▶ **Extracted data**:
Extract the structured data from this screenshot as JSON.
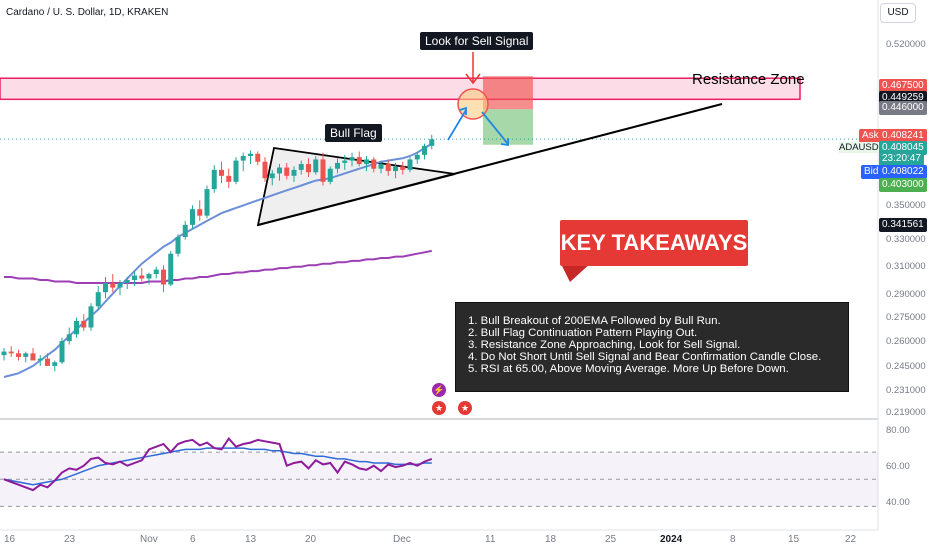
{
  "header": {
    "title": "Cardano / U. S. Dollar, 1D, KRAKEN",
    "currency": "USD"
  },
  "annotations": {
    "sell_signal": "Look for Sell Signal",
    "resistance": "Resistance Zone",
    "bull_flag": "Bull Flag",
    "key_takeaways": "KEY TAKEAWAYS"
  },
  "takeaways": [
    "1. Bull Breakout of 200EMA Followed by Bull Run.",
    "2. Bull Flag Continuation Pattern Playing Out.",
    "3. Resistance Zone Approaching, Look for Sell Signal.",
    "4. Do Not Short Until Sell Signal and Bear Confirmation Candle Close.",
    "5. RSI at 65.00, Above Moving Average. More Up Before Down."
  ],
  "price_axis": [
    "0.520000",
    "0.467500",
    "0.449259",
    "0.446000",
    "0.408241",
    "0.408045",
    "23:20:47",
    "0.408022",
    "0.403000",
    "0.350000",
    "0.341561",
    "0.330000",
    "0.310000",
    "0.290000",
    "0.275000",
    "0.260000",
    "0.245000",
    "0.231000",
    "0.219000"
  ],
  "price_tags": {
    "ask_label": "Ask",
    "ask": "0.408241",
    "symbol": "ADAUSD",
    "last": "0.408045",
    "countdown": "23:20:47",
    "bid_label": "Bid",
    "bid": "0.408022",
    "tp": "0.403000",
    "sl_top": "0.467500",
    "zone_a": "0.449259",
    "zone_b": "0.446000",
    "low": "0.341561"
  },
  "rsi_axis": [
    "80.00",
    "60.00",
    "40.00"
  ],
  "x_axis": [
    "16",
    "23",
    "Nov",
    "6",
    "13",
    "20",
    "Dec",
    "11",
    "18",
    "25",
    "2024",
    "8",
    "15",
    "22"
  ],
  "colors": {
    "up": "#26a69a",
    "down": "#ef5350",
    "ema50": "#6b8fd9",
    "ema200": "#9c3fb5",
    "rsi": "#8e1b9a",
    "rsi_ma": "#2f6bd6",
    "zone": "#f48fb1"
  },
  "chart_data": {
    "type": "candlestick",
    "y_scale": "log",
    "ylim": [
      0.219,
      0.53
    ],
    "candles": [
      [
        0.252,
        0.256,
        0.249,
        0.254
      ],
      [
        0.254,
        0.257,
        0.251,
        0.253
      ],
      [
        0.253,
        0.255,
        0.249,
        0.251
      ],
      [
        0.251,
        0.254,
        0.248,
        0.253
      ],
      [
        0.253,
        0.256,
        0.25,
        0.249
      ],
      [
        0.249,
        0.252,
        0.246,
        0.25
      ],
      [
        0.25,
        0.253,
        0.247,
        0.246
      ],
      [
        0.246,
        0.249,
        0.243,
        0.248
      ],
      [
        0.248,
        0.262,
        0.247,
        0.26
      ],
      [
        0.26,
        0.268,
        0.258,
        0.264
      ],
      [
        0.264,
        0.274,
        0.262,
        0.272
      ],
      [
        0.272,
        0.276,
        0.266,
        0.268
      ],
      [
        0.268,
        0.283,
        0.266,
        0.281
      ],
      [
        0.281,
        0.294,
        0.279,
        0.29
      ],
      [
        0.29,
        0.3,
        0.286,
        0.296
      ],
      [
        0.296,
        0.302,
        0.29,
        0.293
      ],
      [
        0.293,
        0.298,
        0.288,
        0.296
      ],
      [
        0.296,
        0.3,
        0.292,
        0.298
      ],
      [
        0.298,
        0.304,
        0.294,
        0.301
      ],
      [
        0.301,
        0.306,
        0.297,
        0.299
      ],
      [
        0.299,
        0.303,
        0.295,
        0.302
      ],
      [
        0.302,
        0.307,
        0.299,
        0.305
      ],
      [
        0.305,
        0.308,
        0.29,
        0.295
      ],
      [
        0.295,
        0.318,
        0.294,
        0.316
      ],
      [
        0.316,
        0.33,
        0.314,
        0.328
      ],
      [
        0.328,
        0.34,
        0.326,
        0.337
      ],
      [
        0.337,
        0.352,
        0.334,
        0.349
      ],
      [
        0.349,
        0.356,
        0.34,
        0.344
      ],
      [
        0.344,
        0.368,
        0.342,
        0.365
      ],
      [
        0.365,
        0.385,
        0.362,
        0.381
      ],
      [
        0.381,
        0.388,
        0.37,
        0.376
      ],
      [
        0.376,
        0.382,
        0.366,
        0.371
      ],
      [
        0.371,
        0.392,
        0.369,
        0.389
      ],
      [
        0.389,
        0.396,
        0.38,
        0.393
      ],
      [
        0.393,
        0.398,
        0.386,
        0.395
      ],
      [
        0.395,
        0.397,
        0.385,
        0.388
      ],
      [
        0.388,
        0.392,
        0.371,
        0.374
      ],
      [
        0.374,
        0.381,
        0.368,
        0.378
      ],
      [
        0.378,
        0.386,
        0.372,
        0.383
      ],
      [
        0.383,
        0.387,
        0.373,
        0.376
      ],
      [
        0.376,
        0.384,
        0.371,
        0.381
      ],
      [
        0.381,
        0.389,
        0.377,
        0.386
      ],
      [
        0.386,
        0.391,
        0.375,
        0.379
      ],
      [
        0.379,
        0.393,
        0.377,
        0.39
      ],
      [
        0.39,
        0.396,
        0.368,
        0.371
      ],
      [
        0.371,
        0.384,
        0.369,
        0.382
      ],
      [
        0.382,
        0.391,
        0.378,
        0.387
      ],
      [
        0.387,
        0.394,
        0.381,
        0.389
      ],
      [
        0.389,
        0.396,
        0.384,
        0.392
      ],
      [
        0.392,
        0.397,
        0.384,
        0.386
      ],
      [
        0.386,
        0.393,
        0.38,
        0.39
      ],
      [
        0.39,
        0.392,
        0.379,
        0.382
      ],
      [
        0.382,
        0.389,
        0.378,
        0.386
      ],
      [
        0.386,
        0.39,
        0.376,
        0.38
      ],
      [
        0.38,
        0.387,
        0.374,
        0.384
      ],
      [
        0.384,
        0.388,
        0.377,
        0.381
      ],
      [
        0.381,
        0.392,
        0.379,
        0.39
      ],
      [
        0.39,
        0.397,
        0.386,
        0.394
      ],
      [
        0.394,
        0.404,
        0.39,
        0.402
      ],
      [
        0.402,
        0.412,
        0.399,
        0.408
      ]
    ],
    "ema50": [
      0.24,
      0.241,
      0.242,
      0.244,
      0.246,
      0.249,
      0.252,
      0.255,
      0.259,
      0.263,
      0.267,
      0.271,
      0.275,
      0.279,
      0.284,
      0.289,
      0.294,
      0.299,
      0.304,
      0.309,
      0.313,
      0.317,
      0.321,
      0.324,
      0.328,
      0.331,
      0.334,
      0.337,
      0.34,
      0.343,
      0.346,
      0.348,
      0.35,
      0.352,
      0.354,
      0.356,
      0.358,
      0.36,
      0.362,
      0.364,
      0.366,
      0.368,
      0.37,
      0.372,
      0.373,
      0.374,
      0.376,
      0.378,
      0.38,
      0.382,
      0.384,
      0.386,
      0.388,
      0.389,
      0.39,
      0.391,
      0.393,
      0.396,
      0.4,
      0.404
    ],
    "ema200": [
      0.3,
      0.3,
      0.299,
      0.299,
      0.299,
      0.298,
      0.298,
      0.297,
      0.297,
      0.297,
      0.296,
      0.296,
      0.296,
      0.296,
      0.296,
      0.296,
      0.296,
      0.296,
      0.296,
      0.296,
      0.297,
      0.297,
      0.297,
      0.298,
      0.298,
      0.299,
      0.299,
      0.3,
      0.3,
      0.301,
      0.302,
      0.302,
      0.303,
      0.303,
      0.304,
      0.304,
      0.305,
      0.305,
      0.306,
      0.306,
      0.307,
      0.307,
      0.308,
      0.308,
      0.309,
      0.309,
      0.31,
      0.31,
      0.311,
      0.311,
      0.312,
      0.312,
      0.313,
      0.313,
      0.314,
      0.314,
      0.315,
      0.316,
      0.317,
      0.318
    ],
    "rsi": [
      50,
      48,
      46,
      44,
      42,
      46,
      44,
      49,
      55,
      58,
      57,
      60,
      65,
      66,
      62,
      61,
      63,
      60,
      62,
      64,
      72,
      74,
      76,
      70,
      76,
      78,
      79,
      75,
      77,
      73,
      72,
      80,
      74,
      76,
      77,
      79,
      78,
      77,
      76,
      60,
      62,
      63,
      58,
      64,
      61,
      62,
      55,
      63,
      61,
      58,
      57,
      60,
      56,
      61,
      59,
      60,
      62,
      60,
      63,
      65
    ],
    "rsi_ma": [
      50,
      49,
      48,
      47,
      46,
      47,
      48,
      49,
      50,
      52,
      54,
      56,
      58,
      60,
      61,
      62,
      63,
      64,
      65,
      66,
      67,
      68,
      69,
      70,
      71,
      72,
      72,
      72,
      73,
      73,
      73,
      73,
      73,
      73,
      72,
      72,
      72,
      71,
      71,
      70,
      69,
      69,
      68,
      67,
      67,
      66,
      65,
      65,
      64,
      63,
      63,
      62,
      62,
      62,
      61,
      61,
      61,
      61,
      62,
      62
    ],
    "rsi_ylim": [
      20,
      90
    ],
    "levels": {
      "resistance_zone": [
        0.446,
        0.4675
      ],
      "ask": 0.408241,
      "last": 0.408045,
      "bid": 0.408022,
      "target": 0.403,
      "low_level": 0.341561
    }
  }
}
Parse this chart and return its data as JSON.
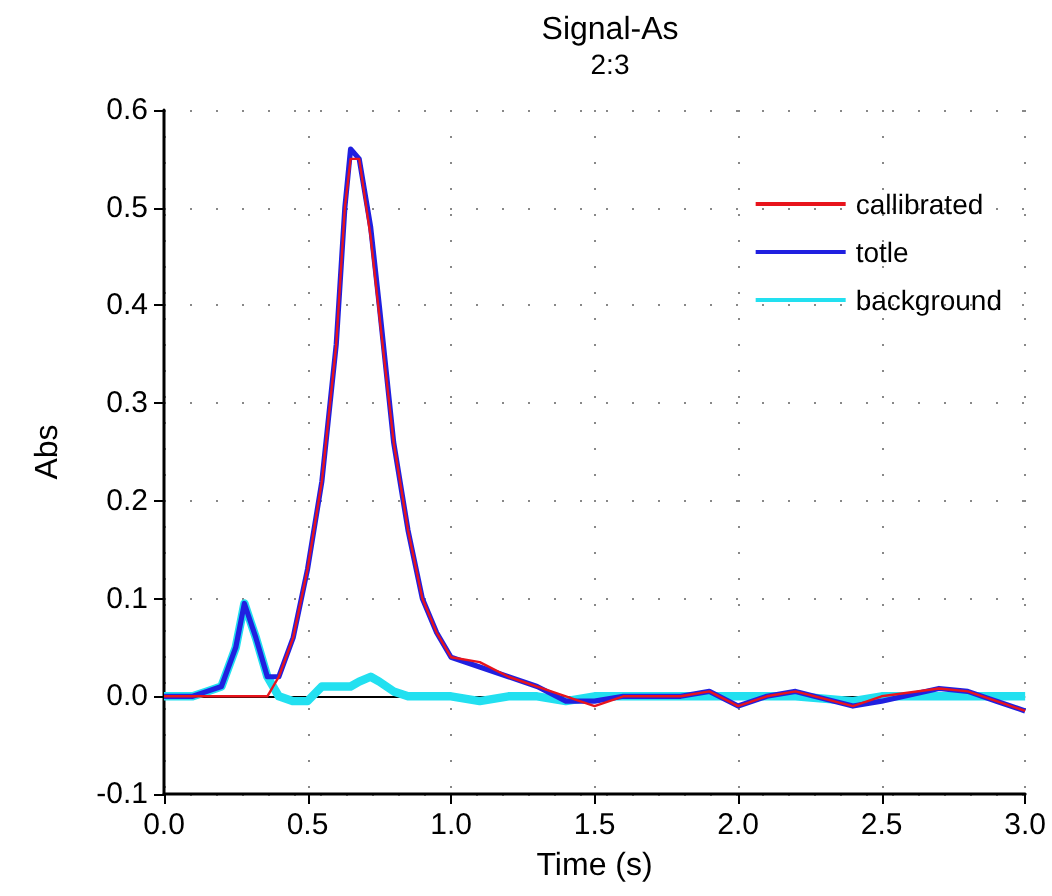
{
  "chart_data": {
    "type": "line",
    "title": "Signal-As",
    "subtitle": "2:3",
    "xlabel": "Time (s)",
    "ylabel": "Abs",
    "x": [
      0,
      0.1,
      0.15,
      0.2,
      0.25,
      0.28,
      0.32,
      0.36,
      0.4,
      0.45,
      0.5,
      0.55,
      0.6,
      0.63,
      0.65,
      0.68,
      0.72,
      0.75,
      0.8,
      0.85,
      0.9,
      0.95,
      1.0,
      1.1,
      1.2,
      1.3,
      1.4,
      1.5,
      1.6,
      1.8,
      1.9,
      2.0,
      2.1,
      2.2,
      2.4,
      2.5,
      2.7,
      2.8,
      2.9,
      3.0
    ],
    "series": [
      {
        "name": "callibrated",
        "color": "#e8141c",
        "values": [
          0,
          0,
          0,
          0,
          0,
          0,
          0,
          0,
          0.02,
          0.06,
          0.13,
          0.22,
          0.36,
          0.5,
          0.55,
          0.55,
          0.47,
          0.39,
          0.26,
          0.17,
          0.1,
          0.065,
          0.04,
          0.035,
          0.02,
          0.01,
          0,
          -0.01,
          0,
          0,
          0.005,
          -0.01,
          0,
          0.005,
          -0.01,
          0,
          0.008,
          0.005,
          -0.005,
          -0.015
        ]
      },
      {
        "name": "totle",
        "color": "#2020e0",
        "values": [
          0,
          0,
          0.005,
          0.01,
          0.05,
          0.095,
          0.06,
          0.02,
          0.02,
          0.06,
          0.13,
          0.22,
          0.36,
          0.5,
          0.56,
          0.55,
          0.48,
          0.4,
          0.26,
          0.17,
          0.1,
          0.065,
          0.04,
          0.03,
          0.02,
          0.01,
          -0.005,
          -0.005,
          0,
          0,
          0.005,
          -0.01,
          0,
          0.005,
          -0.01,
          -0.005,
          0.008,
          0.005,
          -0.005,
          -0.015
        ]
      },
      {
        "name": "background",
        "color": "#22e0f0",
        "values": [
          0,
          0,
          0.005,
          0.01,
          0.05,
          0.095,
          0.06,
          0.02,
          0,
          -0.005,
          -0.005,
          0.01,
          0.01,
          0.01,
          0.01,
          0.015,
          0.02,
          0.015,
          0.005,
          0,
          0,
          0,
          0,
          -0.005,
          0,
          0,
          -0.005,
          0,
          0,
          0,
          0,
          0,
          0,
          0,
          -0.005,
          0,
          0,
          0,
          0,
          0
        ]
      }
    ],
    "xlim": [
      0,
      3
    ],
    "xticks": [
      {
        "value": 0,
        "label": "0.0"
      },
      0.5,
      {
        "value": 1,
        "label": "1.0"
      },
      1.5,
      {
        "value": 2,
        "label": "2.0"
      },
      2.5,
      {
        "value": 3,
        "label": "3.0"
      }
    ],
    "ylim": [
      -0.1,
      0.6
    ],
    "yticks": [
      -0.1,
      {
        "value": 0,
        "label": "0.0"
      },
      0.1,
      0.2,
      0.3,
      0.4,
      0.5,
      0.6
    ],
    "ref_lines": [
      {
        "axis": "y",
        "value": 0,
        "color": "#000000"
      }
    ],
    "grid": true,
    "legend": "top right",
    "marker": "none",
    "line_style": "solid"
  }
}
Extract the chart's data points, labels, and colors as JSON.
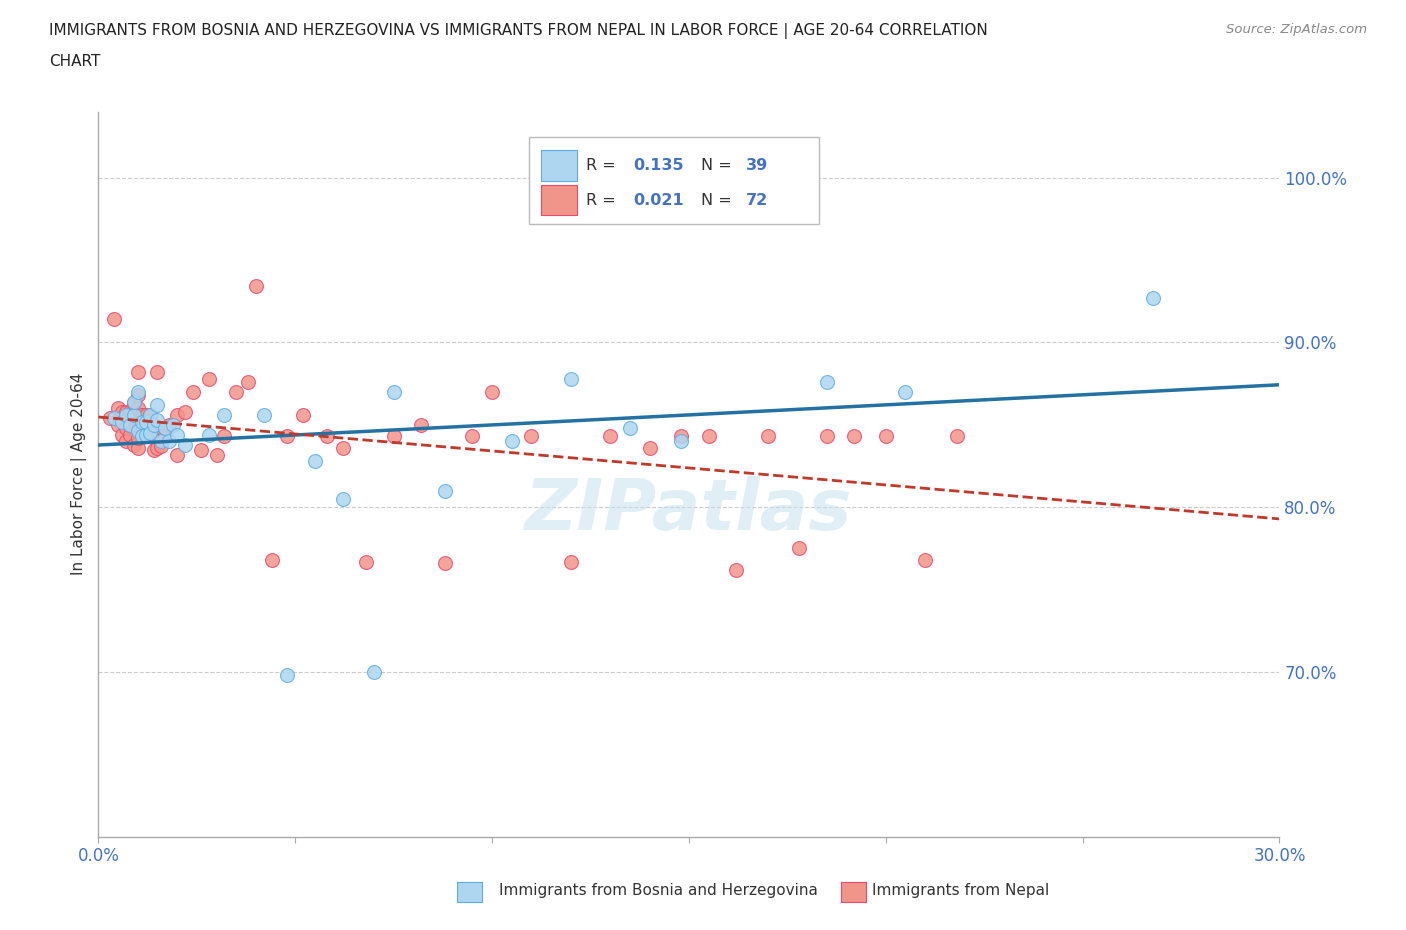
{
  "title_line1": "IMMIGRANTS FROM BOSNIA AND HERZEGOVINA VS IMMIGRANTS FROM NEPAL IN LABOR FORCE | AGE 20-64 CORRELATION",
  "title_line2": "CHART",
  "source_text": "Source: ZipAtlas.com",
  "ylabel": "In Labor Force | Age 20-64",
  "xlim": [
    0.0,
    0.3
  ],
  "ylim": [
    0.6,
    1.04
  ],
  "xticks": [
    0.0,
    0.05,
    0.1,
    0.15,
    0.2,
    0.25,
    0.3
  ],
  "xticklabels": [
    "0.0%",
    "",
    "",
    "",
    "",
    "",
    "30.0%"
  ],
  "ytick_vals": [
    0.7,
    0.8,
    0.9,
    1.0
  ],
  "yticklabels_right": [
    "70.0%",
    "80.0%",
    "90.0%",
    "100.0%"
  ],
  "watermark": "ZIPatlas",
  "legend_bosnia_R": "0.135",
  "legend_bosnia_N": "39",
  "legend_nepal_R": "0.021",
  "legend_nepal_N": "72",
  "color_bosnia_fill": "#AED6F1",
  "color_bosnia_edge": "#5DADE2",
  "color_bosnia_line": "#2471A3",
  "color_nepal_fill": "#F1948A",
  "color_nepal_edge": "#E74C6F",
  "color_nepal_line": "#C0392B",
  "color_text_blue": "#4472C4",
  "color_text_dark": "#333333",
  "color_grid": "#CCCCCC",
  "nepal_line_style": "--",
  "bosnia_x": [
    0.004,
    0.006,
    0.007,
    0.008,
    0.009,
    0.009,
    0.01,
    0.01,
    0.011,
    0.011,
    0.012,
    0.012,
    0.013,
    0.013,
    0.014,
    0.015,
    0.015,
    0.016,
    0.017,
    0.018,
    0.019,
    0.02,
    0.022,
    0.028,
    0.032,
    0.042,
    0.048,
    0.055,
    0.062,
    0.07,
    0.075,
    0.088,
    0.105,
    0.12,
    0.135,
    0.148,
    0.185,
    0.205,
    0.268
  ],
  "bosnia_y": [
    0.854,
    0.852,
    0.856,
    0.85,
    0.856,
    0.864,
    0.846,
    0.87,
    0.843,
    0.852,
    0.844,
    0.852,
    0.845,
    0.856,
    0.85,
    0.853,
    0.862,
    0.84,
    0.848,
    0.84,
    0.85,
    0.844,
    0.838,
    0.844,
    0.856,
    0.856,
    0.698,
    0.828,
    0.805,
    0.7,
    0.87,
    0.81,
    0.84,
    0.878,
    0.848,
    0.84,
    0.876,
    0.87,
    0.927
  ],
  "nepal_x": [
    0.003,
    0.004,
    0.005,
    0.005,
    0.006,
    0.006,
    0.007,
    0.007,
    0.007,
    0.008,
    0.008,
    0.008,
    0.009,
    0.009,
    0.009,
    0.01,
    0.01,
    0.01,
    0.01,
    0.01,
    0.01,
    0.01,
    0.011,
    0.011,
    0.012,
    0.012,
    0.013,
    0.013,
    0.014,
    0.014,
    0.015,
    0.015,
    0.015,
    0.016,
    0.017,
    0.018,
    0.02,
    0.02,
    0.022,
    0.024,
    0.026,
    0.028,
    0.03,
    0.032,
    0.035,
    0.038,
    0.04,
    0.044,
    0.048,
    0.052,
    0.058,
    0.062,
    0.068,
    0.075,
    0.082,
    0.088,
    0.095,
    0.1,
    0.11,
    0.12,
    0.13,
    0.14,
    0.148,
    0.155,
    0.162,
    0.17,
    0.178,
    0.185,
    0.192,
    0.2,
    0.21,
    0.218
  ],
  "nepal_y": [
    0.854,
    0.914,
    0.86,
    0.85,
    0.844,
    0.858,
    0.84,
    0.848,
    0.858,
    0.844,
    0.85,
    0.858,
    0.854,
    0.838,
    0.863,
    0.836,
    0.842,
    0.847,
    0.854,
    0.86,
    0.868,
    0.882,
    0.848,
    0.856,
    0.844,
    0.856,
    0.843,
    0.856,
    0.85,
    0.835,
    0.836,
    0.843,
    0.882,
    0.837,
    0.844,
    0.85,
    0.832,
    0.856,
    0.858,
    0.87,
    0.835,
    0.878,
    0.832,
    0.843,
    0.87,
    0.876,
    0.934,
    0.768,
    0.843,
    0.856,
    0.843,
    0.836,
    0.767,
    0.843,
    0.85,
    0.766,
    0.843,
    0.87,
    0.843,
    0.767,
    0.843,
    0.836,
    0.843,
    0.843,
    0.762,
    0.843,
    0.775,
    0.843,
    0.843,
    0.843,
    0.768,
    0.843
  ]
}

▶ **Exercise description**:
Reply with only the number of lines in the material above where the string "JSON" appears.

▶ **Result of the exercise**:
3